> **Problem requirements**
Transcribe all records exactly.

> **Dataset extract**
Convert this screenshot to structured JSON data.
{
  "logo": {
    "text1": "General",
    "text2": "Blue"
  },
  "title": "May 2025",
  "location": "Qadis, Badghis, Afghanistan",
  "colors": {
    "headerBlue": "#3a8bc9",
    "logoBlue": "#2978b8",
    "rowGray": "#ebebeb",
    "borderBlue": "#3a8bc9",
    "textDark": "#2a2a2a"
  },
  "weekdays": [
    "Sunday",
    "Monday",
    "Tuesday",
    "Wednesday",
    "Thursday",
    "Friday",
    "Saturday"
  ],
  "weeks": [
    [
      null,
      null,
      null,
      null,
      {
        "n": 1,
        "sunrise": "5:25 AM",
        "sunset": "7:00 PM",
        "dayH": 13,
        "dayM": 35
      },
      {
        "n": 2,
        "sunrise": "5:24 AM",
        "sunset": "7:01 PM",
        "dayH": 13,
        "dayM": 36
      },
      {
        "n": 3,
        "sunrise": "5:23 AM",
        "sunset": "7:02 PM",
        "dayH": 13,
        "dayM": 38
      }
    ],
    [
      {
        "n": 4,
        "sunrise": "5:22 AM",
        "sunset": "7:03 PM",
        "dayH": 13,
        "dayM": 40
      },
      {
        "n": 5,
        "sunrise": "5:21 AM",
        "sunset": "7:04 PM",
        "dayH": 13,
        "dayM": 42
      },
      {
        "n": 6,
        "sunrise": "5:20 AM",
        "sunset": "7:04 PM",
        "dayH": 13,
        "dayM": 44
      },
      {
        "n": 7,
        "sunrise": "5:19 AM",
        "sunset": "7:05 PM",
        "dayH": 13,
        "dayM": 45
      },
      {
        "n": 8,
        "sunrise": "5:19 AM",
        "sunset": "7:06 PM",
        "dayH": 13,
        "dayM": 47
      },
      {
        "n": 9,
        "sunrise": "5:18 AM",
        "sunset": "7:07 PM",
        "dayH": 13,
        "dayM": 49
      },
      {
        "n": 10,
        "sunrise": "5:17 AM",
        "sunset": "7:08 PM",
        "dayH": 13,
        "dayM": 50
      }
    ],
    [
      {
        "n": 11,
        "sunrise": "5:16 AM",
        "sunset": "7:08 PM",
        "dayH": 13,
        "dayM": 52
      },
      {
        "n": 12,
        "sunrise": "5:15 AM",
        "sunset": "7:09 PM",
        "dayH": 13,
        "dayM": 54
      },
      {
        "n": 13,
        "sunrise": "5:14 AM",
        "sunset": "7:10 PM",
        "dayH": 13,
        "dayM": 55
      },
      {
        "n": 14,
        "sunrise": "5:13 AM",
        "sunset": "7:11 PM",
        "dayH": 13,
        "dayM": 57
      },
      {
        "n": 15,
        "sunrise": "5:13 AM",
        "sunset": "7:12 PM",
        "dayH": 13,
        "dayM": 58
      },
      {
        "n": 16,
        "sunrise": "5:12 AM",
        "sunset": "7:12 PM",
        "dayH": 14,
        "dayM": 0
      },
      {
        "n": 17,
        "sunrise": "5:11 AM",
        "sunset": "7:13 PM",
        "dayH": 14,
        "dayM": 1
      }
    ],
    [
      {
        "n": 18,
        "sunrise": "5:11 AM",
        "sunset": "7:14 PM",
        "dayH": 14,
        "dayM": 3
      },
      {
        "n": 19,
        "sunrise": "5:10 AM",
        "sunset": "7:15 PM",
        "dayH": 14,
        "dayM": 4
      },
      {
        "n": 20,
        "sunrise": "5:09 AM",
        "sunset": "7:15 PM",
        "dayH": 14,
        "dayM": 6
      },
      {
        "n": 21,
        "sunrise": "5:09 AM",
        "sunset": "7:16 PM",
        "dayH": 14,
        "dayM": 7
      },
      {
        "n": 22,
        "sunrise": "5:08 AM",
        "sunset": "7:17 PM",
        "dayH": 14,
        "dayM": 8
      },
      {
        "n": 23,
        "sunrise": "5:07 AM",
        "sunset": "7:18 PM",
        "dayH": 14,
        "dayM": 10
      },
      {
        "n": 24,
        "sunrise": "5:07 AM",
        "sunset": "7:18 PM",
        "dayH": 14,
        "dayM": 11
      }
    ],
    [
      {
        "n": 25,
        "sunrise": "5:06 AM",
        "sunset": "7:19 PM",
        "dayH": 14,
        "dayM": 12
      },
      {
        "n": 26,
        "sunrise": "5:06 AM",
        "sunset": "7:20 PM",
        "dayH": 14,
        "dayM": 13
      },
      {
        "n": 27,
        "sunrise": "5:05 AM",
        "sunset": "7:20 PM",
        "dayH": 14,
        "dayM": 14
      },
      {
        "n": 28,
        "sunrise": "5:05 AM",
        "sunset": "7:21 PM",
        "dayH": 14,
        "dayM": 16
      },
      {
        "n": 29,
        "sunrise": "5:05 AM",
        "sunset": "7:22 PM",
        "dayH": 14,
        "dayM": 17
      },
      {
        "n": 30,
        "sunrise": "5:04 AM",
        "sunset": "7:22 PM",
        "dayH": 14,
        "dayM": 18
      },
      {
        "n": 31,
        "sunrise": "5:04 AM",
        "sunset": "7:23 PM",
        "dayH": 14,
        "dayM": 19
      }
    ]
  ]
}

> **Correct answer**
Convert this screenshot to structured JSON data.
{
  "logo": {
    "text1": "General",
    "text2": "Blue"
  },
  "title": "May 2025",
  "location": "Qadis, Badghis, Afghanistan",
  "colors": {
    "headerBlue": "#3a8bc9",
    "logoBlue": "#2978b8",
    "rowGray": "#ebebeb",
    "borderBlue": "#3a8bc9",
    "textDark": "#2a2a2a"
  },
  "weekdays": [
    "Sunday",
    "Monday",
    "Tuesday",
    "Wednesday",
    "Thursday",
    "Friday",
    "Saturday"
  ],
  "weeks": [
    [
      null,
      null,
      null,
      null,
      {
        "n": 1,
        "sunrise": "5:25 AM",
        "sunset": "7:00 PM",
        "dayH": 13,
        "dayM": 35
      },
      {
        "n": 2,
        "sunrise": "5:24 AM",
        "sunset": "7:01 PM",
        "dayH": 13,
        "dayM": 36
      },
      {
        "n": 3,
        "sunrise": "5:23 AM",
        "sunset": "7:02 PM",
        "dayH": 13,
        "dayM": 38
      }
    ],
    [
      {
        "n": 4,
        "sunrise": "5:22 AM",
        "sunset": "7:03 PM",
        "dayH": 13,
        "dayM": 40
      },
      {
        "n": 5,
        "sunrise": "5:21 AM",
        "sunset": "7:04 PM",
        "dayH": 13,
        "dayM": 42
      },
      {
        "n": 6,
        "sunrise": "5:20 AM",
        "sunset": "7:04 PM",
        "dayH": 13,
        "dayM": 44
      },
      {
        "n": 7,
        "sunrise": "5:19 AM",
        "sunset": "7:05 PM",
        "dayH": 13,
        "dayM": 45
      },
      {
        "n": 8,
        "sunrise": "5:19 AM",
        "sunset": "7:06 PM",
        "dayH": 13,
        "dayM": 47
      },
      {
        "n": 9,
        "sunrise": "5:18 AM",
        "sunset": "7:07 PM",
        "dayH": 13,
        "dayM": 49
      },
      {
        "n": 10,
        "sunrise": "5:17 AM",
        "sunset": "7:08 PM",
        "dayH": 13,
        "dayM": 50
      }
    ],
    [
      {
        "n": 11,
        "sunrise": "5:16 AM",
        "sunset": "7:08 PM",
        "dayH": 13,
        "dayM": 52
      },
      {
        "n": 12,
        "sunrise": "5:15 AM",
        "sunset": "7:09 PM",
        "dayH": 13,
        "dayM": 54
      },
      {
        "n": 13,
        "sunrise": "5:14 AM",
        "sunset": "7:10 PM",
        "dayH": 13,
        "dayM": 55
      },
      {
        "n": 14,
        "sunrise": "5:13 AM",
        "sunset": "7:11 PM",
        "dayH": 13,
        "dayM": 57
      },
      {
        "n": 15,
        "sunrise": "5:13 AM",
        "sunset": "7:12 PM",
        "dayH": 13,
        "dayM": 58
      },
      {
        "n": 16,
        "sunrise": "5:12 AM",
        "sunset": "7:12 PM",
        "dayH": 14,
        "dayM": 0
      },
      {
        "n": 17,
        "sunrise": "5:11 AM",
        "sunset": "7:13 PM",
        "dayH": 14,
        "dayM": 1
      }
    ],
    [
      {
        "n": 18,
        "sunrise": "5:11 AM",
        "sunset": "7:14 PM",
        "dayH": 14,
        "dayM": 3
      },
      {
        "n": 19,
        "sunrise": "5:10 AM",
        "sunset": "7:15 PM",
        "dayH": 14,
        "dayM": 4
      },
      {
        "n": 20,
        "sunrise": "5:09 AM",
        "sunset": "7:15 PM",
        "dayH": 14,
        "dayM": 6
      },
      {
        "n": 21,
        "sunrise": "5:09 AM",
        "sunset": "7:16 PM",
        "dayH": 14,
        "dayM": 7
      },
      {
        "n": 22,
        "sunrise": "5:08 AM",
        "sunset": "7:17 PM",
        "dayH": 14,
        "dayM": 8
      },
      {
        "n": 23,
        "sunrise": "5:07 AM",
        "sunset": "7:18 PM",
        "dayH": 14,
        "dayM": 10
      },
      {
        "n": 24,
        "sunrise": "5:07 AM",
        "sunset": "7:18 PM",
        "dayH": 14,
        "dayM": 11
      }
    ],
    [
      {
        "n": 25,
        "sunrise": "5:06 AM",
        "sunset": "7:19 PM",
        "dayH": 14,
        "dayM": 12
      },
      {
        "n": 26,
        "sunrise": "5:06 AM",
        "sunset": "7:20 PM",
        "dayH": 14,
        "dayM": 13
      },
      {
        "n": 27,
        "sunrise": "5:05 AM",
        "sunset": "7:20 PM",
        "dayH": 14,
        "dayM": 14
      },
      {
        "n": 28,
        "sunrise": "5:05 AM",
        "sunset": "7:21 PM",
        "dayH": 14,
        "dayM": 16
      },
      {
        "n": 29,
        "sunrise": "5:05 AM",
        "sunset": "7:22 PM",
        "dayH": 14,
        "dayM": 17
      },
      {
        "n": 30,
        "sunrise": "5:04 AM",
        "sunset": "7:22 PM",
        "dayH": 14,
        "dayM": 18
      },
      {
        "n": 31,
        "sunrise": "5:04 AM",
        "sunset": "7:23 PM",
        "dayH": 14,
        "dayM": 19
      }
    ]
  ]
}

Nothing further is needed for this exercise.